Goal of the exercise:
Repeat, exactly and in full, the lines of the listing below, but without any pictures.

(Dataset items)
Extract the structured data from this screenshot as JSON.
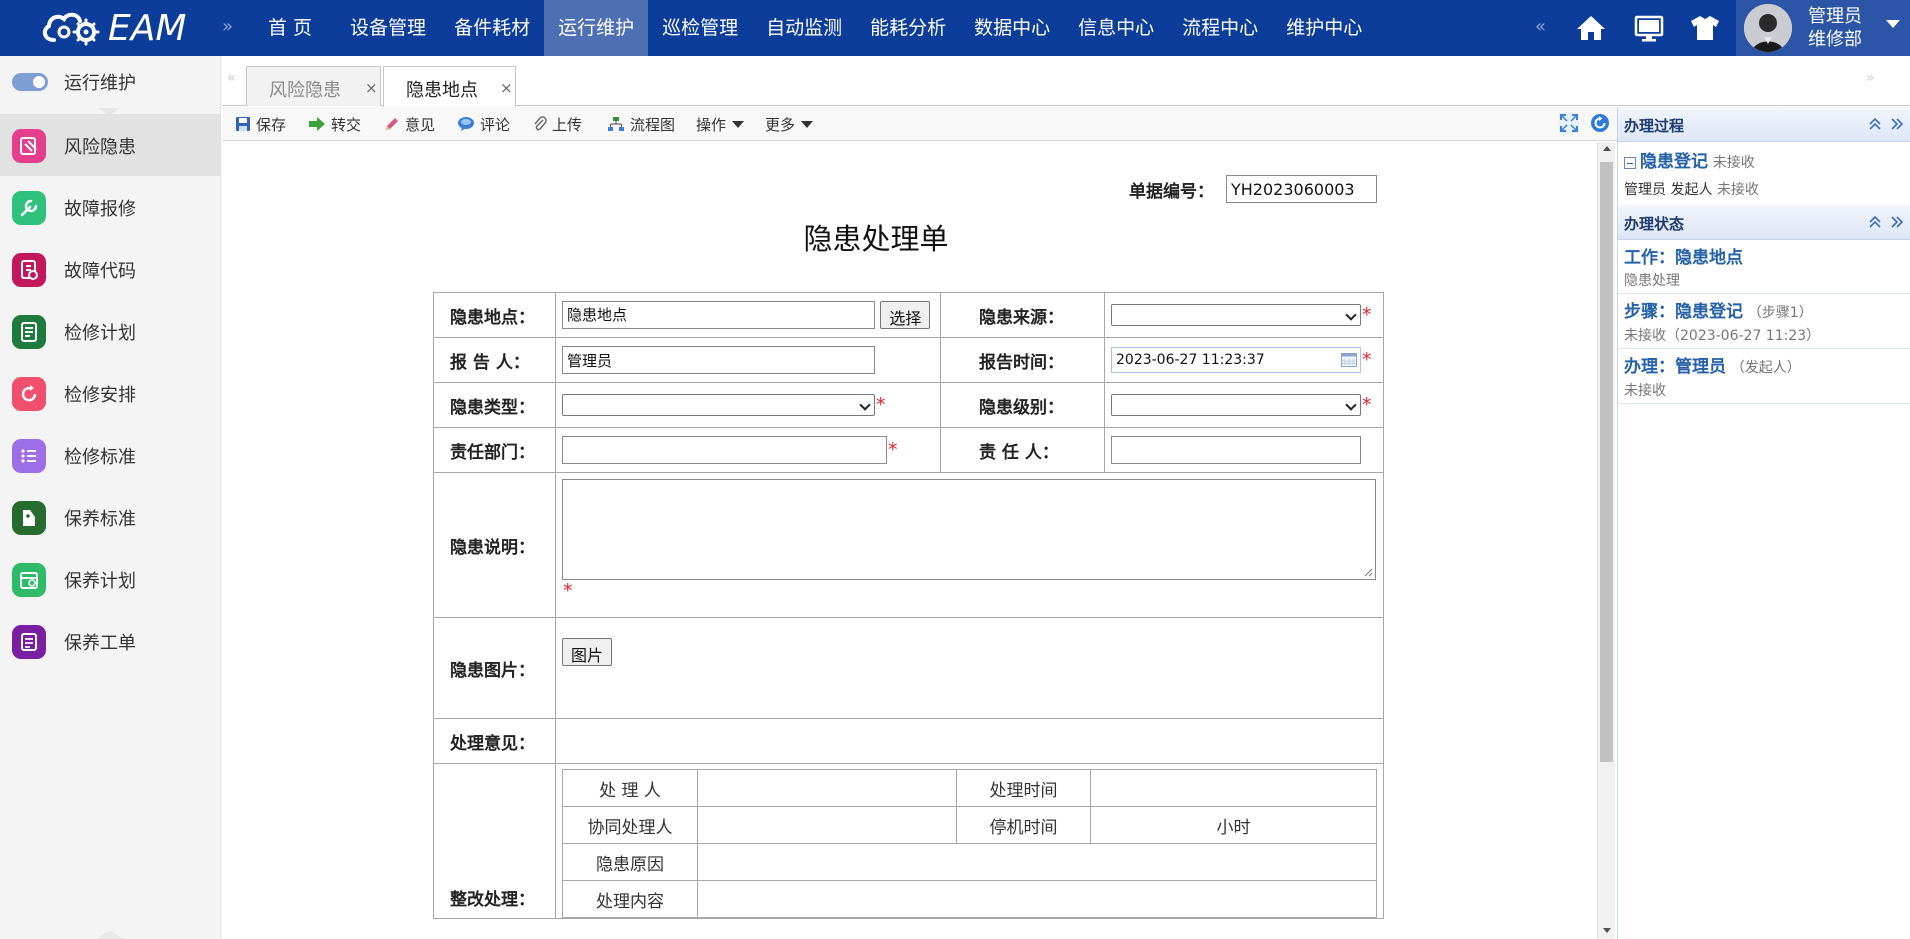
{
  "app": {
    "logo_text": "EAM"
  },
  "nav": {
    "items": [
      "首 页",
      "设备管理",
      "备件耗材",
      "运行维护",
      "巡检管理",
      "自动监测",
      "能耗分析",
      "数据中心",
      "信息中心",
      "流程中心",
      "维护中心"
    ],
    "active": "运行维护",
    "chevron_left": "»",
    "chevron_right": "«"
  },
  "user": {
    "name": "管理员",
    "dept": "维修部"
  },
  "sidebar": {
    "header": "运行维护",
    "items": [
      {
        "label": "风险隐患",
        "color": "#e53e8c",
        "icon": "risk-icon"
      },
      {
        "label": "故障报修",
        "color": "#2ec27e",
        "icon": "wrench-icon"
      },
      {
        "label": "故障代码",
        "color": "#c2185b",
        "icon": "code-icon"
      },
      {
        "label": "检修计划",
        "color": "#1e7a3e",
        "icon": "plan-icon"
      },
      {
        "label": "检修安排",
        "color": "#f0506e",
        "icon": "refresh-icon"
      },
      {
        "label": "检修标准",
        "color": "#9c6ee8",
        "icon": "list-icon"
      },
      {
        "label": "保养标准",
        "color": "#276c2f",
        "icon": "tag-icon"
      },
      {
        "label": "保养计划",
        "color": "#2dbb6a",
        "icon": "calendar-icon"
      },
      {
        "label": "保养工单",
        "color": "#7b1fa2",
        "icon": "order-icon"
      }
    ],
    "active_index": 0
  },
  "tabs": [
    {
      "label": "风险隐患",
      "close": "×"
    },
    {
      "label": "隐患地点",
      "close": "×"
    }
  ],
  "toolbar": {
    "save": "保存",
    "transfer": "转交",
    "opinion": "意见",
    "comment": "评论",
    "upload": "上传",
    "flowchart": "流程图",
    "operate": "操作",
    "more": "更多"
  },
  "form": {
    "doc_no_label": "单据编号：",
    "doc_no_value": "YH2023060003",
    "title": "隐患处理单",
    "location_label": "隐患地点：",
    "location_value": "隐患地点",
    "select_button": "选择",
    "source_label": "隐患来源：",
    "reporter_label": "报 告 人：",
    "reporter_value": "管理员",
    "report_time_label": "报告时间：",
    "report_time_value": "2023-06-27 11:23:37",
    "type_label": "隐患类型：",
    "level_label": "隐患级别：",
    "dept_label": "责任部门：",
    "owner_label": "责 任 人：",
    "desc_label": "隐患说明：",
    "pic_label": "隐患图片：",
    "pic_button": "图片",
    "opinion_label": "处理意见：",
    "rectify_label": "整改处理：",
    "required_mark": "*",
    "inner": {
      "handler": "处 理 人",
      "handle_time": "处理时间",
      "co_handler": "协同处理人",
      "downtime": "停机时间",
      "hours": "小时",
      "cause": "隐患原因",
      "content": "处理内容"
    }
  },
  "right_panel": {
    "process_title": "办理过程",
    "process_step": "隐患登记",
    "process_step_status": "未接收",
    "process_user": "管理员",
    "process_role": "发起人",
    "process_user_status": "未接收",
    "status_title": "办理状态",
    "work_label": "工作：",
    "work_value": "隐患地点",
    "work_sub": "隐患处理",
    "step_label": "步骤：",
    "step_value": "隐患登记",
    "step_note": "（步骤1）",
    "step_sub": "未接收（2023-06-27 11:23）",
    "handle_label": "办理：",
    "handle_value": "管理员",
    "handle_note": "（发起人）",
    "handle_sub": "未接收"
  }
}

Worked answer:
Extract the structured data from this screenshot as JSON.
{
  "app": {
    "logo_text": "EAM"
  },
  "nav": {
    "items": [
      "首 页",
      "设备管理",
      "备件耗材",
      "运行维护",
      "巡检管理",
      "自动监测",
      "能耗分析",
      "数据中心",
      "信息中心",
      "流程中心",
      "维护中心"
    ],
    "active": "运行维护",
    "chevron_left": "»",
    "chevron_right": "«"
  },
  "user": {
    "name": "管理员",
    "dept": "维修部"
  },
  "sidebar": {
    "header": "运行维护",
    "items": [
      {
        "label": "风险隐患",
        "color": "#e53e8c",
        "icon": "risk-icon"
      },
      {
        "label": "故障报修",
        "color": "#2ec27e",
        "icon": "wrench-icon"
      },
      {
        "label": "故障代码",
        "color": "#c2185b",
        "icon": "code-icon"
      },
      {
        "label": "检修计划",
        "color": "#1e7a3e",
        "icon": "plan-icon"
      },
      {
        "label": "检修安排",
        "color": "#f0506e",
        "icon": "refresh-icon"
      },
      {
        "label": "检修标准",
        "color": "#9c6ee8",
        "icon": "list-icon"
      },
      {
        "label": "保养标准",
        "color": "#276c2f",
        "icon": "tag-icon"
      },
      {
        "label": "保养计划",
        "color": "#2dbb6a",
        "icon": "calendar-icon"
      },
      {
        "label": "保养工单",
        "color": "#7b1fa2",
        "icon": "order-icon"
      }
    ],
    "active_index": 0
  },
  "tabs": [
    {
      "label": "风险隐患",
      "close": "×"
    },
    {
      "label": "隐患地点",
      "close": "×"
    }
  ],
  "toolbar": {
    "save": "保存",
    "transfer": "转交",
    "opinion": "意见",
    "comment": "评论",
    "upload": "上传",
    "flowchart": "流程图",
    "operate": "操作",
    "more": "更多"
  },
  "form": {
    "doc_no_label": "单据编号：",
    "doc_no_value": "YH2023060003",
    "title": "隐患处理单",
    "location_label": "隐患地点：",
    "location_value": "隐患地点",
    "select_button": "选择",
    "source_label": "隐患来源：",
    "reporter_label": "报 告 人：",
    "reporter_value": "管理员",
    "report_time_label": "报告时间：",
    "report_time_value": "2023-06-27 11:23:37",
    "type_label": "隐患类型：",
    "level_label": "隐患级别：",
    "dept_label": "责任部门：",
    "owner_label": "责 任 人：",
    "desc_label": "隐患说明：",
    "pic_label": "隐患图片：",
    "pic_button": "图片",
    "opinion_label": "处理意见：",
    "rectify_label": "整改处理：",
    "required_mark": "*",
    "inner": {
      "handler": "处 理 人",
      "handle_time": "处理时间",
      "co_handler": "协同处理人",
      "downtime": "停机时间",
      "hours": "小时",
      "cause": "隐患原因",
      "content": "处理内容"
    }
  },
  "right_panel": {
    "process_title": "办理过程",
    "process_step": "隐患登记",
    "process_step_status": "未接收",
    "process_user": "管理员",
    "process_role": "发起人",
    "process_user_status": "未接收",
    "status_title": "办理状态",
    "work_label": "工作：",
    "work_value": "隐患地点",
    "work_sub": "隐患处理",
    "step_label": "步骤：",
    "step_value": "隐患登记",
    "step_note": "（步骤1）",
    "step_sub": "未接收（2023-06-27 11:23）",
    "handle_label": "办理：",
    "handle_value": "管理员",
    "handle_note": "（发起人）",
    "handle_sub": "未接收"
  }
}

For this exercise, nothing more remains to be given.